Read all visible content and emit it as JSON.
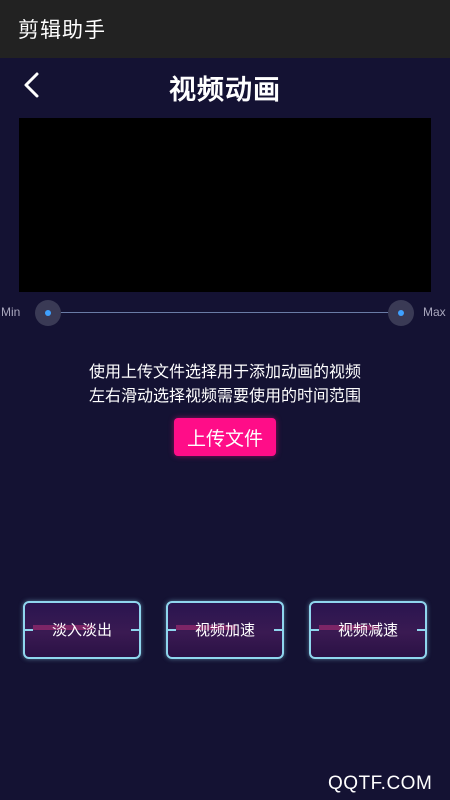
{
  "app_bar": {
    "title": "剪辑助手"
  },
  "header": {
    "back_icon": "chevron-left-icon",
    "title": "视频动画"
  },
  "video_preview": {
    "background": "#000000"
  },
  "range_slider": {
    "min_label": "Min",
    "max_label": "Max",
    "start": 0,
    "end": 1
  },
  "hint": {
    "line1": "使用上传文件选择用于添加动画的视频",
    "line2": "左右滑动选择视频需要使用的时间范围"
  },
  "upload_button": {
    "label": "上传文件",
    "color": "#ff0d88"
  },
  "effects": [
    {
      "label": "淡入淡出"
    },
    {
      "label": "视频加速"
    },
    {
      "label": "视频减速"
    }
  ],
  "watermark": "QQTF.COM",
  "colors": {
    "background": "#141233",
    "app_bar": "#222222",
    "accent": "#ff0d88",
    "button_border": "#8fd6ee"
  }
}
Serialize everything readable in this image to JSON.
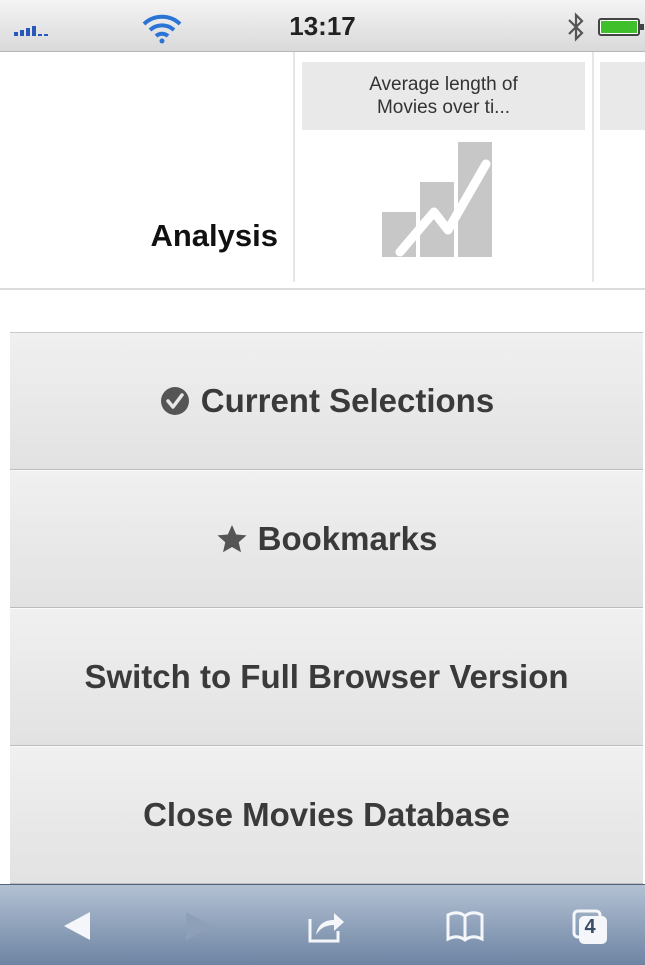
{
  "status_bar": {
    "time": "13:17",
    "icons": [
      "signal-icon",
      "wifi-icon",
      "bluetooth-icon",
      "battery-icon"
    ]
  },
  "analysis": {
    "label": "Analysis",
    "thumbnails": [
      {
        "title": "Average length of\nMovies over ti...",
        "icon": "line-chart-icon"
      }
    ]
  },
  "menu": {
    "items": [
      {
        "label": "Current Selections",
        "icon": "checkmark-circle-icon"
      },
      {
        "label": "Bookmarks",
        "icon": "star-icon"
      },
      {
        "label": "Switch to Full Browser Version"
      },
      {
        "label": "Close Movies Database"
      }
    ]
  },
  "toolbar": {
    "tab_count": "4",
    "buttons": [
      "back-icon",
      "forward-icon",
      "share-icon",
      "bookmarks-book-icon",
      "tabs-icon"
    ]
  },
  "colors": {
    "toolbar_top": "#b3c1d3",
    "toolbar_bottom": "#6d84a3",
    "battery_green": "#3fbf2a"
  }
}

————————

Write out all the entries exactly, except for the pictures.

Read all visible content and emit it as JSON.
{
  "app_bar": {
    "title": "剪辑助手"
  },
  "header": {
    "back_icon": "chevron-left-icon",
    "title": "视频动画"
  },
  "video_preview": {
    "background": "#000000"
  },
  "range_slider": {
    "min_label": "Min",
    "max_label": "Max",
    "start": 0,
    "end": 1
  },
  "hint": {
    "line1": "使用上传文件选择用于添加动画的视频",
    "line2": "左右滑动选择视频需要使用的时间范围"
  },
  "upload_button": {
    "label": "上传文件",
    "color": "#ff0d88"
  },
  "effects": [
    {
      "label": "淡入淡出"
    },
    {
      "label": "视频加速"
    },
    {
      "label": "视频减速"
    }
  ],
  "watermark": "QQTF.COM",
  "colors": {
    "background": "#141233",
    "app_bar": "#222222",
    "accent": "#ff0d88",
    "button_border": "#8fd6ee"
  }
}
Serialize everything readable in this image to JSON.
{
  "status_bar": {
    "time": "13:17",
    "icons": [
      "signal-icon",
      "wifi-icon",
      "bluetooth-icon",
      "battery-icon"
    ]
  },
  "analysis": {
    "label": "Analysis",
    "thumbnails": [
      {
        "title": "Average length of\nMovies over ti...",
        "icon": "line-chart-icon"
      }
    ]
  },
  "menu": {
    "items": [
      {
        "label": "Current Selections",
        "icon": "checkmark-circle-icon"
      },
      {
        "label": "Bookmarks",
        "icon": "star-icon"
      },
      {
        "label": "Switch to Full Browser Version"
      },
      {
        "label": "Close Movies Database"
      }
    ]
  },
  "toolbar": {
    "tab_count": "4",
    "buttons": [
      "back-icon",
      "forward-icon",
      "share-icon",
      "bookmarks-book-icon",
      "tabs-icon"
    ]
  },
  "colors": {
    "toolbar_top": "#b3c1d3",
    "toolbar_bottom": "#6d84a3",
    "battery_green": "#3fbf2a"
  }
}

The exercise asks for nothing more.